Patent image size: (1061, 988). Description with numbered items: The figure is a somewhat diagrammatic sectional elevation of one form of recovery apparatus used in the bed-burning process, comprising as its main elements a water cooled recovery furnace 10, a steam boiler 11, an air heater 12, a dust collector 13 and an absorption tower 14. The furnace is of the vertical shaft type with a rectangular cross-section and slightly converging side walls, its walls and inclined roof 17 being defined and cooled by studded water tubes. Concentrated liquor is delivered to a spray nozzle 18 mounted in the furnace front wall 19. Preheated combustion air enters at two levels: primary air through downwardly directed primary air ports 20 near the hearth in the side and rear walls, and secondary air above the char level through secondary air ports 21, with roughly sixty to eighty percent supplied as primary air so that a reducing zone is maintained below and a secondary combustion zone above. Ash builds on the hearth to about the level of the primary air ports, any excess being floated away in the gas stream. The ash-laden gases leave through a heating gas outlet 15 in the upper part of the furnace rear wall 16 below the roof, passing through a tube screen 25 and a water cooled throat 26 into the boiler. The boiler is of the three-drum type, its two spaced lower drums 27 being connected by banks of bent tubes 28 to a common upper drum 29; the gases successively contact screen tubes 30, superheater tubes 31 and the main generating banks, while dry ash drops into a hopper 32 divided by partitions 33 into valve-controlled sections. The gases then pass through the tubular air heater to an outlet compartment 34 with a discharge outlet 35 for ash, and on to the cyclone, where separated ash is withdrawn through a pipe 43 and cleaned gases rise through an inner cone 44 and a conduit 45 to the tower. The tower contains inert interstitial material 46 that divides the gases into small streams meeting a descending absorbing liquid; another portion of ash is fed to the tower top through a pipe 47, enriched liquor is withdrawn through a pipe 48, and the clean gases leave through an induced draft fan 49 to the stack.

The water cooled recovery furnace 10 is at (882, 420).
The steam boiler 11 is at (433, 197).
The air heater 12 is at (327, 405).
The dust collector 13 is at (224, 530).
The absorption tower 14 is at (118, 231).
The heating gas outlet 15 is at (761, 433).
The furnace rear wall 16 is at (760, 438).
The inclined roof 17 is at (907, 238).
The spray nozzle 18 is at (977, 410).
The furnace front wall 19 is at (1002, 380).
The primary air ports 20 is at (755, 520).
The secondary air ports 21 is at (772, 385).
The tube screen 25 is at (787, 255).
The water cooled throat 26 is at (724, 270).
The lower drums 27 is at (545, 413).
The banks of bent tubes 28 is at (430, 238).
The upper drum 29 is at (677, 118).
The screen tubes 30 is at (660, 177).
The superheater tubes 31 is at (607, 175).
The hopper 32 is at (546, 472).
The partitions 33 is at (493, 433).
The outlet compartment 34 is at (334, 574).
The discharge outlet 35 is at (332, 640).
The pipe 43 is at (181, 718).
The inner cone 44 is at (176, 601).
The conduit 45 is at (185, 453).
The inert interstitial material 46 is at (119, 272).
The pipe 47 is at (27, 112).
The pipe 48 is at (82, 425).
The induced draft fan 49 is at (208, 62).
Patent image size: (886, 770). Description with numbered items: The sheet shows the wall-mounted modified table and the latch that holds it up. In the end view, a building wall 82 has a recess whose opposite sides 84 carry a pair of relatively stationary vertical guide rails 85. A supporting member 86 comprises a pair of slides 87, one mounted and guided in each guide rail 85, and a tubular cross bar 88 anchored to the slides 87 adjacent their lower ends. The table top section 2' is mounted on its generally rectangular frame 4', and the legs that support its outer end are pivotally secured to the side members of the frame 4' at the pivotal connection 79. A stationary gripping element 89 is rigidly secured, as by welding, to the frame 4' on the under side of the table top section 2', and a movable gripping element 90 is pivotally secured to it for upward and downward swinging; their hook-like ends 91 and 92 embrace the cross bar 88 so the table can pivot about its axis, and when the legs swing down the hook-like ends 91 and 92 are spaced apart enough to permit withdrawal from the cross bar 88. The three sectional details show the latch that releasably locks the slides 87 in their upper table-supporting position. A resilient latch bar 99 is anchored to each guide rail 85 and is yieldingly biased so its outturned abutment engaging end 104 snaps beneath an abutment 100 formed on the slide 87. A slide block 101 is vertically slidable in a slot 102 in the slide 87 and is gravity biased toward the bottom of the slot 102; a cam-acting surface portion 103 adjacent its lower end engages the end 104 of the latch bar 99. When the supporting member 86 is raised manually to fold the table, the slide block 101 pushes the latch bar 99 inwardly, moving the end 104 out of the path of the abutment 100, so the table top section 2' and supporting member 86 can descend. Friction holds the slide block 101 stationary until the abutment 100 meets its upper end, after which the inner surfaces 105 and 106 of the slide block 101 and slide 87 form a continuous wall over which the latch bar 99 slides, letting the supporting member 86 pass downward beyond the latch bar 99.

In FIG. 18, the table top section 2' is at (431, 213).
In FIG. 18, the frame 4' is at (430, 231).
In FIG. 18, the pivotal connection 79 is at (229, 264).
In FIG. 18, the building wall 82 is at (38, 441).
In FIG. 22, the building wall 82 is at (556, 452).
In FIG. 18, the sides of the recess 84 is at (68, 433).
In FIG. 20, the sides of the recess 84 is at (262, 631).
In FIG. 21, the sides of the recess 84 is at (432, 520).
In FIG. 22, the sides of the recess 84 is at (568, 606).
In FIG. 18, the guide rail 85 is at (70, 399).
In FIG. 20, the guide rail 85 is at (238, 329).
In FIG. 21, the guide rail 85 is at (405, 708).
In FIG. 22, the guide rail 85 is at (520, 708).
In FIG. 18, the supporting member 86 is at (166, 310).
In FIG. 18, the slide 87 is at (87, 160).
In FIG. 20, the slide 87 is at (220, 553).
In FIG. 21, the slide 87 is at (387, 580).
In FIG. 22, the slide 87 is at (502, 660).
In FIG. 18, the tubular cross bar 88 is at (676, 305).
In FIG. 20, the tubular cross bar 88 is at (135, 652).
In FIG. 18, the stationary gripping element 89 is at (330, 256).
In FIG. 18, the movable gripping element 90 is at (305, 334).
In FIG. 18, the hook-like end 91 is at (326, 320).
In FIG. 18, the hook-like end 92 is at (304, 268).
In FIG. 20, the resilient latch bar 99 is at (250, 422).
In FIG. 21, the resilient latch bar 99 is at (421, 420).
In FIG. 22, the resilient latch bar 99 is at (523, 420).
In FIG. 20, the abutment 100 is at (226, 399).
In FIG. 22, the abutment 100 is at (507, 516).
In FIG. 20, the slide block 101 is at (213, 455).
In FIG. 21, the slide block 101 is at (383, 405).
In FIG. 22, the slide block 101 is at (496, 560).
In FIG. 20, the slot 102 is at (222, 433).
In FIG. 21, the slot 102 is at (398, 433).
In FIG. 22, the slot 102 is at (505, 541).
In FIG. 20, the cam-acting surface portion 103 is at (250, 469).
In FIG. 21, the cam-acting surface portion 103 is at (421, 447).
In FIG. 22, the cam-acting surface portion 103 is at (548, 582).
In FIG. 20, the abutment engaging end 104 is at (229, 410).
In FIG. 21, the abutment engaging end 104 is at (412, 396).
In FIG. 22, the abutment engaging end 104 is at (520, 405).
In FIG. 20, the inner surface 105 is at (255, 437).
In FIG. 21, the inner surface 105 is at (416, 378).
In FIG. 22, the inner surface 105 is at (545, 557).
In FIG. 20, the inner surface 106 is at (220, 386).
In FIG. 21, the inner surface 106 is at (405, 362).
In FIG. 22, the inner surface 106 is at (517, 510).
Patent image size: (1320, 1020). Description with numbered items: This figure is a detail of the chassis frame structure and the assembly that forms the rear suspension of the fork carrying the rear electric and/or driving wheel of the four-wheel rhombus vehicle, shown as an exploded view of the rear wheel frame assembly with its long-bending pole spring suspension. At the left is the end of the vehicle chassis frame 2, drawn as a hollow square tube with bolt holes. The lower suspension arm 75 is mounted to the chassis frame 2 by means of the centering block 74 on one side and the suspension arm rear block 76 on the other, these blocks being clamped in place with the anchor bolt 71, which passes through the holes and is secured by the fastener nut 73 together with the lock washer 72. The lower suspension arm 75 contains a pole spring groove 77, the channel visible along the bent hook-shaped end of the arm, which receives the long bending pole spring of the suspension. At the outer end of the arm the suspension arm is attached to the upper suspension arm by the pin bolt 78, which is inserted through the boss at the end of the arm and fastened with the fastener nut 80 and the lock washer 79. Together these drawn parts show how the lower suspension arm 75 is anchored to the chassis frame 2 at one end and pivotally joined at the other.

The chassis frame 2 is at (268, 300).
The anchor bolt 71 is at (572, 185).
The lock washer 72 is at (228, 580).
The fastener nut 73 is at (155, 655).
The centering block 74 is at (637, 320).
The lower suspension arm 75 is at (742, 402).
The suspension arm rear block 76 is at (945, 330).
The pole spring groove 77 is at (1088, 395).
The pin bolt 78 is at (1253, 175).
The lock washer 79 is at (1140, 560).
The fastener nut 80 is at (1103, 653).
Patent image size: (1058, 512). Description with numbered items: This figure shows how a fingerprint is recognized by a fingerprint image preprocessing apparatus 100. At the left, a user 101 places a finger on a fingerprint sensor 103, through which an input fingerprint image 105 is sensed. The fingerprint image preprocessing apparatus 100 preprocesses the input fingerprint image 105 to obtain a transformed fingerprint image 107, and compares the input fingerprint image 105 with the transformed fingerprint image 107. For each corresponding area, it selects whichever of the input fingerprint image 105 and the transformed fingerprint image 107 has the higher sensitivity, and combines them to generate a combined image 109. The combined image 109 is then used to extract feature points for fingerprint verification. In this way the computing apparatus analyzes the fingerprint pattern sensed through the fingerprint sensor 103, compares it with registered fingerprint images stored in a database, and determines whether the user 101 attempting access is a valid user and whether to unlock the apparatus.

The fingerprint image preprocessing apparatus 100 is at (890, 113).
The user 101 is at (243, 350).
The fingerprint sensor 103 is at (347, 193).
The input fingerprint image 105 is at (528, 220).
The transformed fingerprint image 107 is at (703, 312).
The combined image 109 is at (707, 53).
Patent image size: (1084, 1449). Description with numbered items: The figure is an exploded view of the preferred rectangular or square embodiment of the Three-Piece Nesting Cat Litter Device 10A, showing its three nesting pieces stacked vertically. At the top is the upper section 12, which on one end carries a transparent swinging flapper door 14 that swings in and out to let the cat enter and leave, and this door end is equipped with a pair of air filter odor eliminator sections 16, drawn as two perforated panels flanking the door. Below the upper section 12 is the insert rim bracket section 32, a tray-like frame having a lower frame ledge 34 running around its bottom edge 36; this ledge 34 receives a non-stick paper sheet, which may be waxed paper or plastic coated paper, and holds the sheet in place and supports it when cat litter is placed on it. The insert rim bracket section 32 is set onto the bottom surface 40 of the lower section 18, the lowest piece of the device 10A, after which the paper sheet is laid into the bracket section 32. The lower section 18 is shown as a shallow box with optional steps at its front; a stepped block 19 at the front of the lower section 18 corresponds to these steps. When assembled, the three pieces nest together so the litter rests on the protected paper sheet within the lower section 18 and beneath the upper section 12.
= = =
Given problem:
Copy out everything from the line that contains "Patent image size: (1320, 1020)." down to the line that contains "The centering block 74 is at (637, 320).", both included, without changing a character.

Full solution:
Patent image size: (1320, 1020). Description with numbered items: This figure is a detail of the chassis frame structure and the assembly that forms the rear suspension of the fork carrying the rear electric and/or driving wheel of the four-wheel rhombus vehicle, shown as an exploded view of the rear wheel frame assembly with its long-bending pole spring suspension. At the left is the end of the vehicle chassis frame 2, drawn as a hollow square tube with bolt holes. The lower suspension arm 75 is mounted to the chassis frame 2 by means of the centering block 74 on one side and the suspension arm rear block 76 on the other, these blocks being clamped in place with the anchor bolt 71, which passes through the holes and is secured by the fastener nut 73 together with the lock washer 72. The lower suspension arm 75 contains a pole spring groove 77, the channel visible along the bent hook-shaped end of the arm, which receives the long bending pole spring of the suspension. At the outer end of the arm the suspension arm is attached to the upper suspension arm by the pin bolt 78, which is inserted through the boss at the end of the arm and fastened with the fastener nut 80 and the lock washer 79. Together these drawn parts show how the lower suspension arm 75 is anchored to the chassis frame 2 at one end and pivotally joined at the other.

The chassis frame 2 is at (268, 300).
The anchor bolt 71 is at (572, 185).
The lock washer 72 is at (228, 580).
The fastener nut 73 is at (155, 655).
The centering block 74 is at (637, 320).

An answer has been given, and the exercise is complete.